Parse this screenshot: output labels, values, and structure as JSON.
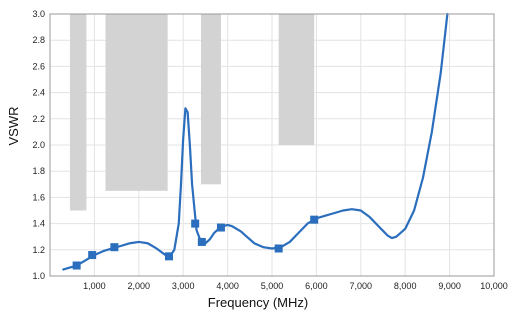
{
  "chart_data": {
    "type": "line",
    "title": "",
    "xlabel": "Frequency (MHz)",
    "ylabel": "VSWR",
    "xlim": [
      0,
      10000
    ],
    "ylim": [
      1.0,
      3.0
    ],
    "x_ticks": [
      1000,
      2000,
      3000,
      4000,
      5000,
      6000,
      7000,
      8000,
      9000,
      10000
    ],
    "x_tick_labels": [
      "1,000",
      "2,000",
      "3,000",
      "4,000",
      "5,000",
      "6,000",
      "7,000",
      "8,000",
      "9,000",
      "10,000"
    ],
    "y_ticks": [
      1.0,
      1.2,
      1.4,
      1.6,
      1.8,
      2.0,
      2.2,
      2.4,
      2.6,
      2.8,
      3.0
    ],
    "y_tick_labels": [
      "1.0",
      "1.2",
      "1.4",
      "1.6",
      "1.8",
      "2.0",
      "2.2",
      "2.4",
      "2.6",
      "2.8",
      "3.0"
    ],
    "grid": true,
    "line_color": "#2a6ebd",
    "marker_color": "#2a6ebd",
    "band_color": "#d3d3d3",
    "series": [
      {
        "x": [
          300,
          400,
          600,
          800,
          1000,
          1200,
          1400,
          1600,
          1800,
          2000,
          2200,
          2400,
          2600,
          2700,
          2800,
          2900,
          2950,
          3000,
          3050,
          3100,
          3150,
          3200,
          3300,
          3400,
          3500,
          3600,
          3700,
          3800,
          3900,
          4000,
          4100,
          4200,
          4300,
          4400,
          4500,
          4600,
          4800,
          5000,
          5200,
          5400,
          5600,
          5800,
          6000,
          6200,
          6400,
          6600,
          6800,
          7000,
          7200,
          7400,
          7600,
          7700,
          7800,
          8000,
          8200,
          8400,
          8600,
          8800,
          8950
        ],
        "y": [
          1.05,
          1.06,
          1.08,
          1.12,
          1.16,
          1.19,
          1.21,
          1.23,
          1.25,
          1.26,
          1.25,
          1.21,
          1.16,
          1.15,
          1.2,
          1.4,
          1.7,
          2.05,
          2.28,
          2.25,
          2.0,
          1.7,
          1.35,
          1.26,
          1.25,
          1.28,
          1.33,
          1.36,
          1.38,
          1.39,
          1.38,
          1.36,
          1.34,
          1.31,
          1.28,
          1.25,
          1.22,
          1.21,
          1.22,
          1.26,
          1.33,
          1.4,
          1.44,
          1.46,
          1.48,
          1.5,
          1.51,
          1.5,
          1.45,
          1.38,
          1.31,
          1.29,
          1.3,
          1.36,
          1.5,
          1.75,
          2.1,
          2.55,
          3.0
        ]
      }
    ],
    "markers": [
      {
        "x": 600,
        "y": 1.08
      },
      {
        "x": 950,
        "y": 1.16
      },
      {
        "x": 1450,
        "y": 1.22
      },
      {
        "x": 2680,
        "y": 1.15
      },
      {
        "x": 3270,
        "y": 1.4
      },
      {
        "x": 3420,
        "y": 1.26
      },
      {
        "x": 3850,
        "y": 1.37
      },
      {
        "x": 5150,
        "y": 1.21
      },
      {
        "x": 5950,
        "y": 1.43
      }
    ],
    "bands": [
      {
        "x0": 450,
        "x1": 820,
        "y_bottom": 1.5
      },
      {
        "x0": 1250,
        "x1": 2650,
        "y_bottom": 1.65
      },
      {
        "x0": 3400,
        "x1": 3850,
        "y_bottom": 1.7
      },
      {
        "x0": 5150,
        "x1": 5950,
        "y_bottom": 2.0
      }
    ]
  }
}
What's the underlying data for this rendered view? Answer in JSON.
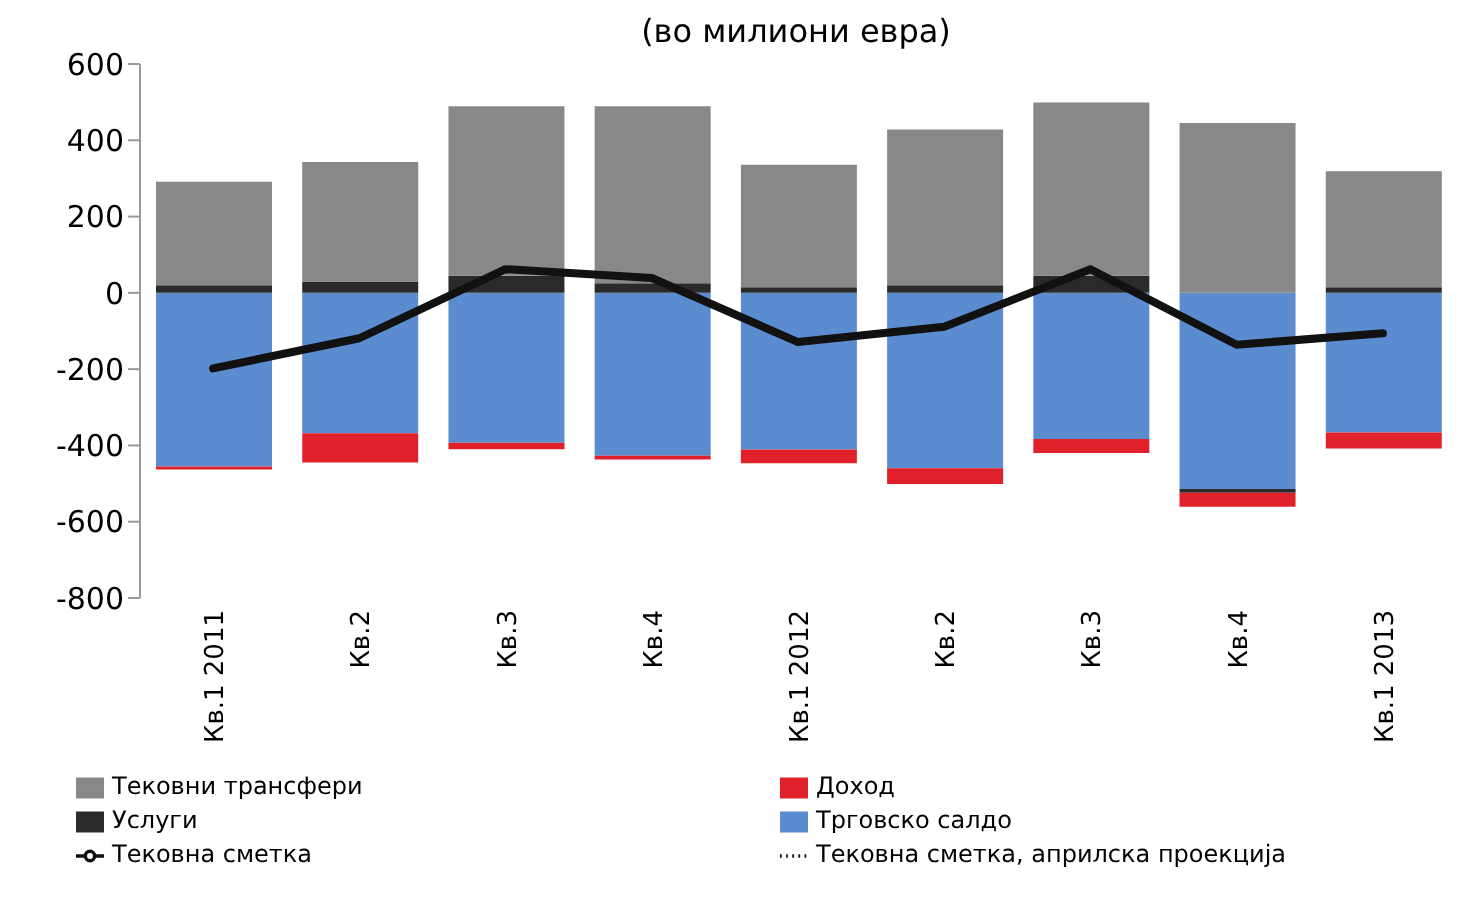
{
  "chart_data": {
    "type": "bar",
    "title": "(во милиони евра)",
    "stacked": true,
    "categories": [
      "Кв.1 2011",
      "Кв.2",
      "Кв.3",
      "Кв.4",
      "Кв.1 2012",
      "Кв.2",
      "Кв.3",
      "Кв.4",
      "Кв.1 2013"
    ],
    "series": [
      {
        "name": "Тековни трансфери",
        "color": "#888888",
        "values": [
          271,
          313,
          444,
          464,
          321,
          408,
          454,
          445,
          304
        ]
      },
      {
        "name": "Доход",
        "color": "#e0202a",
        "values": [
          -8,
          -77,
          -17,
          -10,
          -36,
          -41,
          -37,
          -37,
          -42
        ]
      },
      {
        "name": "Услуги",
        "color": "#2a2a2a",
        "values": [
          20,
          30,
          45,
          25,
          15,
          20,
          45,
          -10,
          15
        ]
      },
      {
        "name": "Трговско салдо",
        "color": "#5a8ccf",
        "values": [
          -455,
          -368,
          -393,
          -427,
          -411,
          -460,
          -383,
          -514,
          -366
        ]
      },
      {
        "name": "Тековна сметка",
        "type": "line",
        "color": "#111111",
        "values": [
          -198,
          -119,
          62,
          39,
          -129,
          -89,
          62,
          -136,
          -106
        ]
      },
      {
        "name": "Тековна сметка, априлска проекција",
        "type": "line",
        "line_style": "dotted",
        "color": "#111111",
        "values": [
          null,
          null,
          null,
          null,
          null,
          null,
          null,
          null,
          null
        ]
      }
    ],
    "ylim": [
      -800,
      600
    ],
    "yticks": [
      -800,
      -600,
      -400,
      -200,
      0,
      200,
      400,
      600
    ],
    "legend": "bottom",
    "marker": "none"
  }
}
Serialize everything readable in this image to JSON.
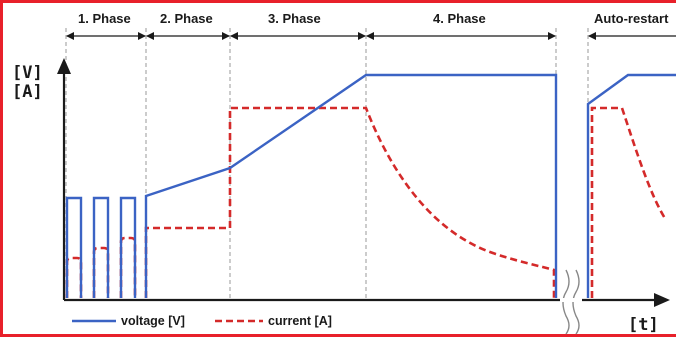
{
  "phases": [
    {
      "label": "1. Phase"
    },
    {
      "label": "2. Phase"
    },
    {
      "label": "3. Phase"
    },
    {
      "label": "4. Phase"
    },
    {
      "label": "Auto-restart"
    }
  ],
  "axes": {
    "y_label_top": "[V]",
    "y_label_bottom": "[A]",
    "x_label": "[t]"
  },
  "legend": {
    "voltage_label": "voltage [V]",
    "current_label": "current [A]"
  },
  "colors": {
    "voltage": "#3b63c4",
    "current": "#d42a2a",
    "frame": "#e8202a",
    "axis": "#1a1a1a",
    "divider": "#999999"
  }
}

__GIVEN TASK__:
Repeat verbatim all the material, but not the pictures.

__THE RESPONSE__:
Parse this screenshot: output labels, values, and structure as JSON.
{
  "chart_data": {
    "type": "line",
    "title": "",
    "xlabel": "Frequency (MHz)",
    "ylabel": "VSWR",
    "xlim": [
      0,
      10000
    ],
    "ylim": [
      1.0,
      3.0
    ],
    "x_ticks": [
      1000,
      2000,
      3000,
      4000,
      5000,
      6000,
      7000,
      8000,
      9000,
      10000
    ],
    "x_tick_labels": [
      "1,000",
      "2,000",
      "3,000",
      "4,000",
      "5,000",
      "6,000",
      "7,000",
      "8,000",
      "9,000",
      "10,000"
    ],
    "y_ticks": [
      1.0,
      1.2,
      1.4,
      1.6,
      1.8,
      2.0,
      2.2,
      2.4,
      2.6,
      2.8,
      3.0
    ],
    "y_tick_labels": [
      "1.0",
      "1.2",
      "1.4",
      "1.6",
      "1.8",
      "2.0",
      "2.2",
      "2.4",
      "2.6",
      "2.8",
      "3.0"
    ],
    "grid": true,
    "line_color": "#2a6ebd",
    "marker_color": "#2a6ebd",
    "band_color": "#d3d3d3",
    "series": [
      {
        "x": [
          300,
          400,
          600,
          800,
          1000,
          1200,
          1400,
          1600,
          1800,
          2000,
          2200,
          2400,
          2600,
          2700,
          2800,
          2900,
          2950,
          3000,
          3050,
          3100,
          3150,
          3200,
          3300,
          3400,
          3500,
          3600,
          3700,
          3800,
          3900,
          4000,
          4100,
          4200,
          4300,
          4400,
          4500,
          4600,
          4800,
          5000,
          5200,
          5400,
          5600,
          5800,
          6000,
          6200,
          6400,
          6600,
          6800,
          7000,
          7200,
          7400,
          7600,
          7700,
          7800,
          8000,
          8200,
          8400,
          8600,
          8800,
          8950
        ],
        "y": [
          1.05,
          1.06,
          1.08,
          1.12,
          1.16,
          1.19,
          1.21,
          1.23,
          1.25,
          1.26,
          1.25,
          1.21,
          1.16,
          1.15,
          1.2,
          1.4,
          1.7,
          2.05,
          2.28,
          2.25,
          2.0,
          1.7,
          1.35,
          1.26,
          1.25,
          1.28,
          1.33,
          1.36,
          1.38,
          1.39,
          1.38,
          1.36,
          1.34,
          1.31,
          1.28,
          1.25,
          1.22,
          1.21,
          1.22,
          1.26,
          1.33,
          1.4,
          1.44,
          1.46,
          1.48,
          1.5,
          1.51,
          1.5,
          1.45,
          1.38,
          1.31,
          1.29,
          1.3,
          1.36,
          1.5,
          1.75,
          2.1,
          2.55,
          3.0
        ]
      }
    ],
    "markers": [
      {
        "x": 600,
        "y": 1.08
      },
      {
        "x": 950,
        "y": 1.16
      },
      {
        "x": 1450,
        "y": 1.22
      },
      {
        "x": 2680,
        "y": 1.15
      },
      {
        "x": 3270,
        "y": 1.4
      },
      {
        "x": 3420,
        "y": 1.26
      },
      {
        "x": 3850,
        "y": 1.37
      },
      {
        "x": 5150,
        "y": 1.21
      },
      {
        "x": 5950,
        "y": 1.43
      }
    ],
    "bands": [
      {
        "x0": 450,
        "x1": 820,
        "y_bottom": 1.5
      },
      {
        "x0": 1250,
        "x1": 2650,
        "y_bottom": 1.65
      },
      {
        "x0": 3400,
        "x1": 3850,
        "y_bottom": 1.7
      },
      {
        "x0": 5150,
        "x1": 5950,
        "y_bottom": 2.0
      }
    ]
  }
}
What's the underlying data for this rendered view? Answer in JSON.
{
  "chart_data": {
    "type": "bar",
    "title": "(во милиони евра)",
    "stacked": true,
    "categories": [
      "Кв.1 2011",
      "Кв.2",
      "Кв.3",
      "Кв.4",
      "Кв.1 2012",
      "Кв.2",
      "Кв.3",
      "Кв.4",
      "Кв.1 2013"
    ],
    "series": [
      {
        "name": "Тековни трансфери",
        "color": "#888888",
        "values": [
          271,
          313,
          444,
          464,
          321,
          408,
          454,
          445,
          304
        ]
      },
      {
        "name": "Доход",
        "color": "#e0202a",
        "values": [
          -8,
          -77,
          -17,
          -10,
          -36,
          -41,
          -37,
          -37,
          -42
        ]
      },
      {
        "name": "Услуги",
        "color": "#2a2a2a",
        "values": [
          20,
          30,
          45,
          25,
          15,
          20,
          45,
          -10,
          15
        ]
      },
      {
        "name": "Трговско салдо",
        "color": "#5a8ccf",
        "values": [
          -455,
          -368,
          -393,
          -427,
          -411,
          -460,
          -383,
          -514,
          -366
        ]
      },
      {
        "name": "Тековна сметка",
        "type": "line",
        "color": "#111111",
        "values": [
          -198,
          -119,
          62,
          39,
          -129,
          -89,
          62,
          -136,
          -106
        ]
      },
      {
        "name": "Тековна сметка, априлска проекција",
        "type": "line",
        "line_style": "dotted",
        "color": "#111111",
        "values": [
          null,
          null,
          null,
          null,
          null,
          null,
          null,
          null,
          null
        ]
      }
    ],
    "ylim": [
      -800,
      600
    ],
    "yticks": [
      -800,
      -600,
      -400,
      -200,
      0,
      200,
      400,
      600
    ],
    "legend": "bottom",
    "marker": "none"
  }
}
Serialize everything readable in this image to JSON.
{
  "phases": [
    {
      "label": "1. Phase"
    },
    {
      "label": "2. Phase"
    },
    {
      "label": "3. Phase"
    },
    {
      "label": "4. Phase"
    },
    {
      "label": "Auto-restart"
    }
  ],
  "axes": {
    "y_label_top": "[V]",
    "y_label_bottom": "[A]",
    "x_label": "[t]"
  },
  "legend": {
    "voltage_label": "voltage [V]",
    "current_label": "current [A]"
  },
  "colors": {
    "voltage": "#3b63c4",
    "current": "#d42a2a",
    "frame": "#e8202a",
    "axis": "#1a1a1a",
    "divider": "#999999"
  }
}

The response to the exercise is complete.